Input records:
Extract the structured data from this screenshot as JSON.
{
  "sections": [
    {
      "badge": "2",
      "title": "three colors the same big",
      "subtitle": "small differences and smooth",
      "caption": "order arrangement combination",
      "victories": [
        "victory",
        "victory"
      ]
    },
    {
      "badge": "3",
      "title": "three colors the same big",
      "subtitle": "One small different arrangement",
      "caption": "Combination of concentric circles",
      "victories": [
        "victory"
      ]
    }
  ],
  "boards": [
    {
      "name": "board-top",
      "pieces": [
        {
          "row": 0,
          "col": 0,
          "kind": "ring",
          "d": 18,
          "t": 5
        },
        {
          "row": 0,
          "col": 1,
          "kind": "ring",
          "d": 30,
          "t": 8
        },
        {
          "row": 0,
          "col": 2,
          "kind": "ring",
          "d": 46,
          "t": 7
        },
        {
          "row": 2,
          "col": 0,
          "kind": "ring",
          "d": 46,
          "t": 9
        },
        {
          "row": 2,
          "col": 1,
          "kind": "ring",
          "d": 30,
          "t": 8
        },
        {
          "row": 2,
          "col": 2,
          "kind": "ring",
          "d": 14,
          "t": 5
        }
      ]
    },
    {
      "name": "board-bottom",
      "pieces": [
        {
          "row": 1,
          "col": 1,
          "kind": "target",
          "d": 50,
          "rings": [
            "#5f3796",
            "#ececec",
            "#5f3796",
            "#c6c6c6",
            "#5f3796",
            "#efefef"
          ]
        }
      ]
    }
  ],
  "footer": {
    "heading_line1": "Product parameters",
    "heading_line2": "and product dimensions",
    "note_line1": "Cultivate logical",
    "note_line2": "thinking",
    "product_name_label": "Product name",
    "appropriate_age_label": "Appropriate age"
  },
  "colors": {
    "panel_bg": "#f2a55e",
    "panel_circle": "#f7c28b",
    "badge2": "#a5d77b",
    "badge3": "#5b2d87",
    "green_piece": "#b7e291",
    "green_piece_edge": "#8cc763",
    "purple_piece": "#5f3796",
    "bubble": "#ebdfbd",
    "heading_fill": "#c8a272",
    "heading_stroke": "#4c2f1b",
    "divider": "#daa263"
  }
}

Requirements: Every entry must be retyped in full, exactly as given.

Worked solution:
Extract the structured data from this screenshot as JSON.
{
  "sections": [
    {
      "badge": "2",
      "title": "three colors the same big",
      "subtitle": "small differences and smooth",
      "caption": "order arrangement combination",
      "victories": [
        "victory",
        "victory"
      ]
    },
    {
      "badge": "3",
      "title": "three colors the same big",
      "subtitle": "One small different arrangement",
      "caption": "Combination of concentric circles",
      "victories": [
        "victory"
      ]
    }
  ],
  "boards": [
    {
      "name": "board-top",
      "pieces": [
        {
          "row": 0,
          "col": 0,
          "kind": "ring",
          "d": 18,
          "t": 5
        },
        {
          "row": 0,
          "col": 1,
          "kind": "ring",
          "d": 30,
          "t": 8
        },
        {
          "row": 0,
          "col": 2,
          "kind": "ring",
          "d": 46,
          "t": 7
        },
        {
          "row": 2,
          "col": 0,
          "kind": "ring",
          "d": 46,
          "t": 9
        },
        {
          "row": 2,
          "col": 1,
          "kind": "ring",
          "d": 30,
          "t": 8
        },
        {
          "row": 2,
          "col": 2,
          "kind": "ring",
          "d": 14,
          "t": 5
        }
      ]
    },
    {
      "name": "board-bottom",
      "pieces": [
        {
          "row": 1,
          "col": 1,
          "kind": "target",
          "d": 50,
          "rings": [
            "#5f3796",
            "#ececec",
            "#5f3796",
            "#c6c6c6",
            "#5f3796",
            "#efefef"
          ]
        }
      ]
    }
  ],
  "footer": {
    "heading_line1": "Product parameters",
    "heading_line2": "and product dimensions",
    "note_line1": "Cultivate logical",
    "note_line2": "thinking",
    "product_name_label": "Product name",
    "appropriate_age_label": "Appropriate age"
  },
  "colors": {
    "panel_bg": "#f2a55e",
    "panel_circle": "#f7c28b",
    "badge2": "#a5d77b",
    "badge3": "#5b2d87",
    "green_piece": "#b7e291",
    "green_piece_edge": "#8cc763",
    "purple_piece": "#5f3796",
    "bubble": "#ebdfbd",
    "heading_fill": "#c8a272",
    "heading_stroke": "#4c2f1b",
    "divider": "#daa263"
  }
}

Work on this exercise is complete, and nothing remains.